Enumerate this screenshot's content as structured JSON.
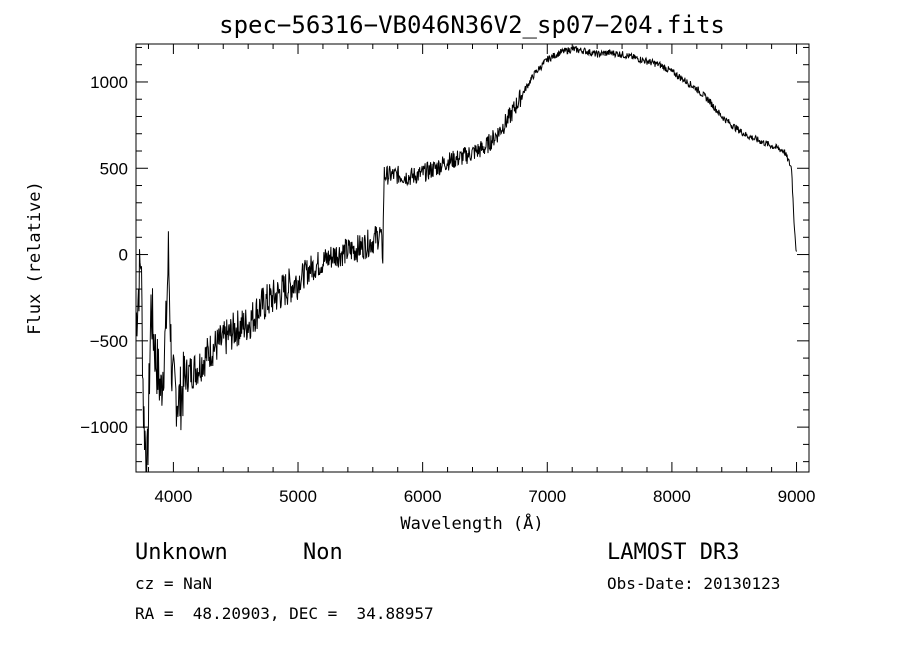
{
  "chart_data": {
    "type": "line",
    "title": "spec−56316−VB046N36V2_sp07−204.fits",
    "xlabel": "Wavelength (Å)",
    "ylabel": "Flux (relative)",
    "xlim": [
      3700,
      9100
    ],
    "ylim": [
      -1260,
      1220
    ],
    "x_ticks": [
      4000,
      5000,
      6000,
      7000,
      8000,
      9000
    ],
    "x_tick_labels": [
      "4000",
      "5000",
      "6000",
      "7000",
      "8000",
      "9000"
    ],
    "y_ticks": [
      -1000,
      -500,
      0,
      500,
      1000
    ],
    "y_tick_labels": [
      "−1000",
      "−500",
      "0",
      "500",
      "1000"
    ],
    "series": [
      {
        "name": "flux",
        "anchors": [
          [
            3700,
            -400
          ],
          [
            3740,
            0
          ],
          [
            3760,
            -900
          ],
          [
            3790,
            -1260
          ],
          [
            3820,
            -300
          ],
          [
            3860,
            -600
          ],
          [
            3900,
            -800
          ],
          [
            3940,
            -450
          ],
          [
            3960,
            0
          ],
          [
            3990,
            -750
          ],
          [
            4050,
            -850
          ],
          [
            4100,
            -700
          ],
          [
            4200,
            -650
          ],
          [
            4300,
            -550
          ],
          [
            4400,
            -500
          ],
          [
            4500,
            -430
          ],
          [
            4600,
            -400
          ],
          [
            4700,
            -300
          ],
          [
            4800,
            -250
          ],
          [
            4900,
            -200
          ],
          [
            5000,
            -150
          ],
          [
            5100,
            -80
          ],
          [
            5200,
            -40
          ],
          [
            5300,
            0
          ],
          [
            5400,
            20
          ],
          [
            5500,
            40
          ],
          [
            5600,
            80
          ],
          [
            5660,
            120
          ],
          [
            5680,
            0
          ],
          [
            5690,
            460
          ],
          [
            5800,
            460
          ],
          [
            5900,
            450
          ],
          [
            6000,
            470
          ],
          [
            6100,
            500
          ],
          [
            6200,
            540
          ],
          [
            6300,
            560
          ],
          [
            6400,
            590
          ],
          [
            6500,
            620
          ],
          [
            6600,
            700
          ],
          [
            6700,
            800
          ],
          [
            6800,
            930
          ],
          [
            6900,
            1050
          ],
          [
            7000,
            1130
          ],
          [
            7100,
            1170
          ],
          [
            7200,
            1190
          ],
          [
            7300,
            1180
          ],
          [
            7400,
            1160
          ],
          [
            7500,
            1170
          ],
          [
            7600,
            1160
          ],
          [
            7700,
            1140
          ],
          [
            7800,
            1120
          ],
          [
            7900,
            1100
          ],
          [
            8000,
            1060
          ],
          [
            8100,
            1010
          ],
          [
            8200,
            960
          ],
          [
            8300,
            890
          ],
          [
            8400,
            800
          ],
          [
            8500,
            740
          ],
          [
            8600,
            690
          ],
          [
            8700,
            660
          ],
          [
            8800,
            630
          ],
          [
            8900,
            600
          ],
          [
            8960,
            500
          ],
          [
            8980,
            200
          ],
          [
            9000,
            0
          ]
        ]
      }
    ]
  },
  "info": {
    "object_type": "Unknown",
    "subclass": "Non",
    "survey": "LAMOST DR3",
    "cz": "cz = NaN",
    "obs_date": "Obs-Date: 20130123",
    "coords": "RA =  48.20903, DEC =  34.88957"
  }
}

• [SHORT TASK]:
In your copy, leave out the pictures and reproduce the material above exactly.

• [EXERCISE OUTPUT]:
Enumerate this screenshot's content as structured JSON.
{
  "chart_data": {
    "type": "line",
    "title": "spec−56316−VB046N36V2_sp07−204.fits",
    "xlabel": "Wavelength (Å)",
    "ylabel": "Flux (relative)",
    "xlim": [
      3700,
      9100
    ],
    "ylim": [
      -1260,
      1220
    ],
    "x_ticks": [
      4000,
      5000,
      6000,
      7000,
      8000,
      9000
    ],
    "x_tick_labels": [
      "4000",
      "5000",
      "6000",
      "7000",
      "8000",
      "9000"
    ],
    "y_ticks": [
      -1000,
      -500,
      0,
      500,
      1000
    ],
    "y_tick_labels": [
      "−1000",
      "−500",
      "0",
      "500",
      "1000"
    ],
    "series": [
      {
        "name": "flux",
        "anchors": [
          [
            3700,
            -400
          ],
          [
            3740,
            0
          ],
          [
            3760,
            -900
          ],
          [
            3790,
            -1260
          ],
          [
            3820,
            -300
          ],
          [
            3860,
            -600
          ],
          [
            3900,
            -800
          ],
          [
            3940,
            -450
          ],
          [
            3960,
            0
          ],
          [
            3990,
            -750
          ],
          [
            4050,
            -850
          ],
          [
            4100,
            -700
          ],
          [
            4200,
            -650
          ],
          [
            4300,
            -550
          ],
          [
            4400,
            -500
          ],
          [
            4500,
            -430
          ],
          [
            4600,
            -400
          ],
          [
            4700,
            -300
          ],
          [
            4800,
            -250
          ],
          [
            4900,
            -200
          ],
          [
            5000,
            -150
          ],
          [
            5100,
            -80
          ],
          [
            5200,
            -40
          ],
          [
            5300,
            0
          ],
          [
            5400,
            20
          ],
          [
            5500,
            40
          ],
          [
            5600,
            80
          ],
          [
            5660,
            120
          ],
          [
            5680,
            0
          ],
          [
            5690,
            460
          ],
          [
            5800,
            460
          ],
          [
            5900,
            450
          ],
          [
            6000,
            470
          ],
          [
            6100,
            500
          ],
          [
            6200,
            540
          ],
          [
            6300,
            560
          ],
          [
            6400,
            590
          ],
          [
            6500,
            620
          ],
          [
            6600,
            700
          ],
          [
            6700,
            800
          ],
          [
            6800,
            930
          ],
          [
            6900,
            1050
          ],
          [
            7000,
            1130
          ],
          [
            7100,
            1170
          ],
          [
            7200,
            1190
          ],
          [
            7300,
            1180
          ],
          [
            7400,
            1160
          ],
          [
            7500,
            1170
          ],
          [
            7600,
            1160
          ],
          [
            7700,
            1140
          ],
          [
            7800,
            1120
          ],
          [
            7900,
            1100
          ],
          [
            8000,
            1060
          ],
          [
            8100,
            1010
          ],
          [
            8200,
            960
          ],
          [
            8300,
            890
          ],
          [
            8400,
            800
          ],
          [
            8500,
            740
          ],
          [
            8600,
            690
          ],
          [
            8700,
            660
          ],
          [
            8800,
            630
          ],
          [
            8900,
            600
          ],
          [
            8960,
            500
          ],
          [
            8980,
            200
          ],
          [
            9000,
            0
          ]
        ]
      }
    ]
  },
  "info": {
    "object_type": "Unknown",
    "subclass": "Non",
    "survey": "LAMOST DR3",
    "cz": "cz = NaN",
    "obs_date": "Obs-Date: 20130123",
    "coords": "RA =  48.20903, DEC =  34.88957"
  }
}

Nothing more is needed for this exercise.